--- START MATERIAL ---

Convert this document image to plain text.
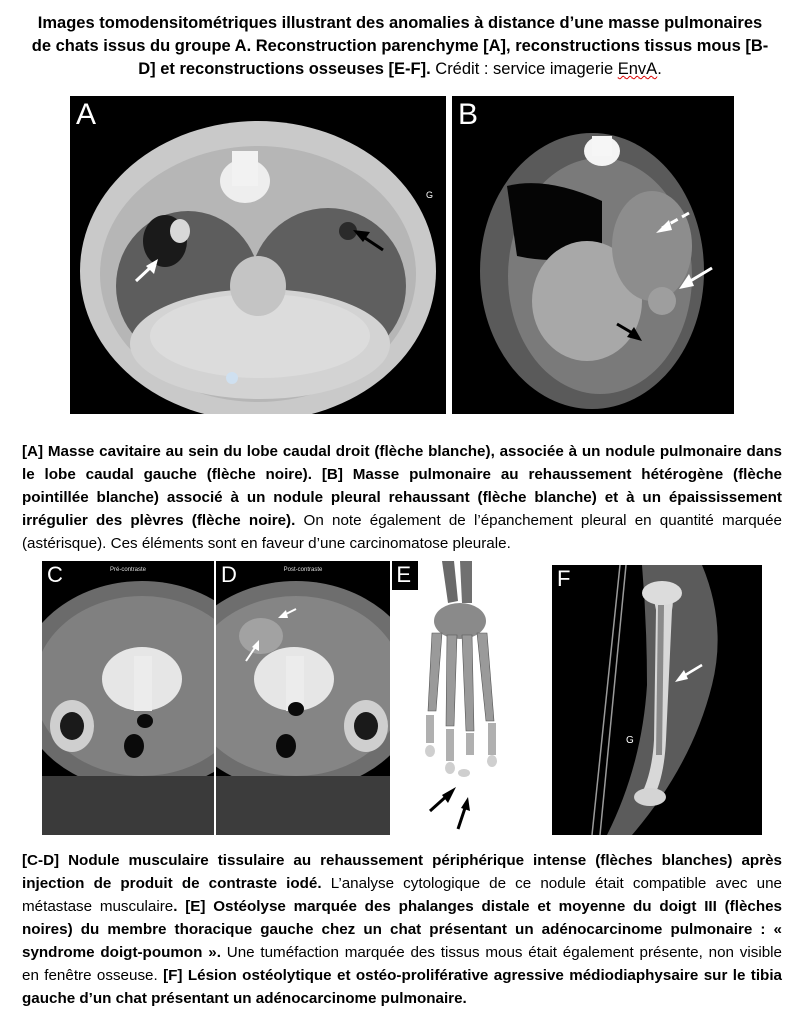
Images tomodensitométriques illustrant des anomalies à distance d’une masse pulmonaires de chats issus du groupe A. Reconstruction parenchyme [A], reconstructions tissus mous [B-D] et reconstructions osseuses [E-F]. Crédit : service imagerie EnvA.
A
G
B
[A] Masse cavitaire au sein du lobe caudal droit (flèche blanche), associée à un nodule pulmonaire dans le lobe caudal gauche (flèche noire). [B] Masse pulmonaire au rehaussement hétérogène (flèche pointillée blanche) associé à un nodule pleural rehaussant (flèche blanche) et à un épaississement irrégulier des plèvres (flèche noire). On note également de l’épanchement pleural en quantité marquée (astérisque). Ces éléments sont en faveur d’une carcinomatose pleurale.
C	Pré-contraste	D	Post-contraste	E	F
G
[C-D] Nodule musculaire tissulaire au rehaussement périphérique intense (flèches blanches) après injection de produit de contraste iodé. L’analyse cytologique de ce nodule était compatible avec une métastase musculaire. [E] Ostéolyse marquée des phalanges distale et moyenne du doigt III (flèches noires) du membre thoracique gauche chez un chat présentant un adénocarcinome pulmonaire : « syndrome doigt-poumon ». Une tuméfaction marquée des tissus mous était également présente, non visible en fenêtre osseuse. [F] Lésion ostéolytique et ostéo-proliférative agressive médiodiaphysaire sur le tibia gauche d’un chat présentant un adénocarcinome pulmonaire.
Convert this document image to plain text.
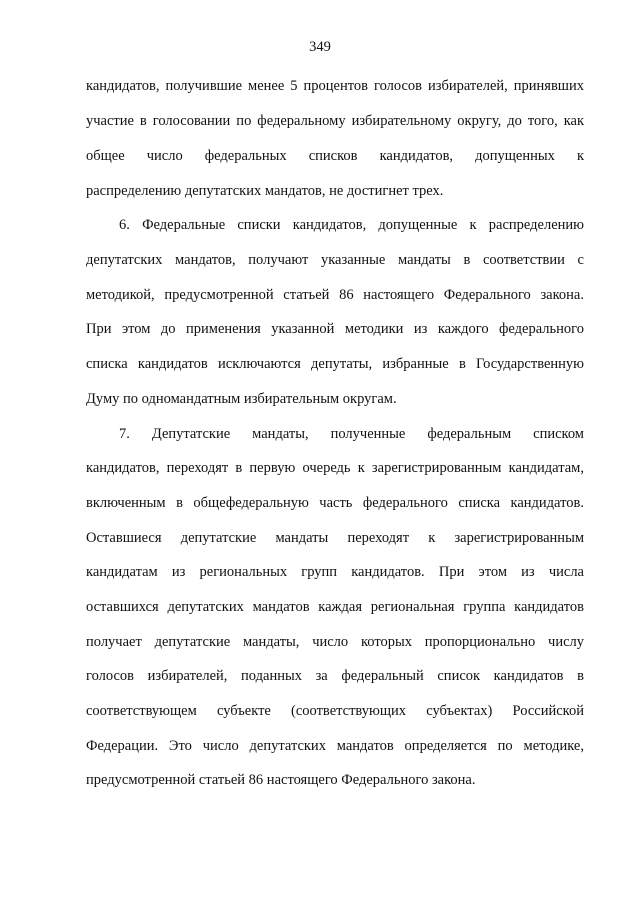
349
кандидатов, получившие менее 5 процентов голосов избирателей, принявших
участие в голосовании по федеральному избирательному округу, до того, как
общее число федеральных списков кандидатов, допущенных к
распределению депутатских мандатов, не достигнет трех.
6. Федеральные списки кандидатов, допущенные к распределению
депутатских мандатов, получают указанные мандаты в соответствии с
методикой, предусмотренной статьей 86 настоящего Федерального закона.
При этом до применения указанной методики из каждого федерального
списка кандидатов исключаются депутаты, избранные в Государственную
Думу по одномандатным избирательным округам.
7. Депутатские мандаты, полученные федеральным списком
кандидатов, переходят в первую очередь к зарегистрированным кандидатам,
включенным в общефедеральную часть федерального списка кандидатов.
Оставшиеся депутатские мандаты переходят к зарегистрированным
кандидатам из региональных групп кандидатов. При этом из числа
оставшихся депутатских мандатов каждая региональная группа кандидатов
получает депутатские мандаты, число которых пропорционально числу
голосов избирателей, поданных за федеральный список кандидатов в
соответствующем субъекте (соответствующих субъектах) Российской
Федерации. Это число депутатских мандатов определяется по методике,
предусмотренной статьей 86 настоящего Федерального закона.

--- END MATERIAL ---

== DIRECTION ==
Give every record back exactly as it reads, with no images.

== COMPLETED EXERCISE ==
Convert this document image to plain text.
Images tomodensitométriques illustrant des anomalies à distance d’une masse pulmonaires de chats issus du groupe A. Reconstruction parenchyme [A], reconstructions tissus mous [B-D] et reconstructions osseuses [E-F]. Crédit : service imagerie EnvA.
A
G
B
[A] Masse cavitaire au sein du lobe caudal droit (flèche blanche), associée à un nodule pulmonaire dans le lobe caudal gauche (flèche noire). [B] Masse pulmonaire au rehaussement hétérogène (flèche pointillée blanche) associé à un nodule pleural rehaussant (flèche blanche) et à un épaississement irrégulier des plèvres (flèche noire). On note également de l’épanchement pleural en quantité marquée (astérisque). Ces éléments sont en faveur d’une carcinomatose pleurale.
C	Pré-contraste	D	Post-contraste	E	F
G
[C-D] Nodule musculaire tissulaire au rehaussement périphérique intense (flèches blanches) après injection de produit de contraste iodé. L’analyse cytologique de ce nodule était compatible avec une métastase musculaire. [E] Ostéolyse marquée des phalanges distale et moyenne du doigt III (flèches noires) du membre thoracique gauche chez un chat présentant un adénocarcinome pulmonaire : « syndrome doigt-poumon ». Une tuméfaction marquée des tissus mous était également présente, non visible en fenêtre osseuse. [F] Lésion ostéolytique et ostéo-proliférative agressive médiodiaphysaire sur le tibia gauche d’un chat présentant un adénocarcinome pulmonaire.
Convert this document image to plain text.
349
кандидатов, получившие менее 5 процентов голосов избирателей, принявших
участие в голосовании по федеральному избирательному округу, до того, как
общее число федеральных списков кандидатов, допущенных к
распределению депутатских мандатов, не достигнет трех.
6. Федеральные списки кандидатов, допущенные к распределению
депутатских мандатов, получают указанные мандаты в соответствии с
методикой, предусмотренной статьей 86 настоящего Федерального закона.
При этом до применения указанной методики из каждого федерального
списка кандидатов исключаются депутаты, избранные в Государственную
Думу по одномандатным избирательным округам.
7. Депутатские мандаты, полученные федеральным списком
кандидатов, переходят в первую очередь к зарегистрированным кандидатам,
включенным в общефедеральную часть федерального списка кандидатов.
Оставшиеся депутатские мандаты переходят к зарегистрированным
кандидатам из региональных групп кандидатов. При этом из числа
оставшихся депутатских мандатов каждая региональная группа кандидатов
получает депутатские мандаты, число которых пропорционально числу
голосов избирателей, поданных за федеральный список кандидатов в
соответствующем субъекте (соответствующих субъектах) Российской
Федерации. Это число депутатских мандатов определяется по методике,
предусмотренной статьей 86 настоящего Федерального закона.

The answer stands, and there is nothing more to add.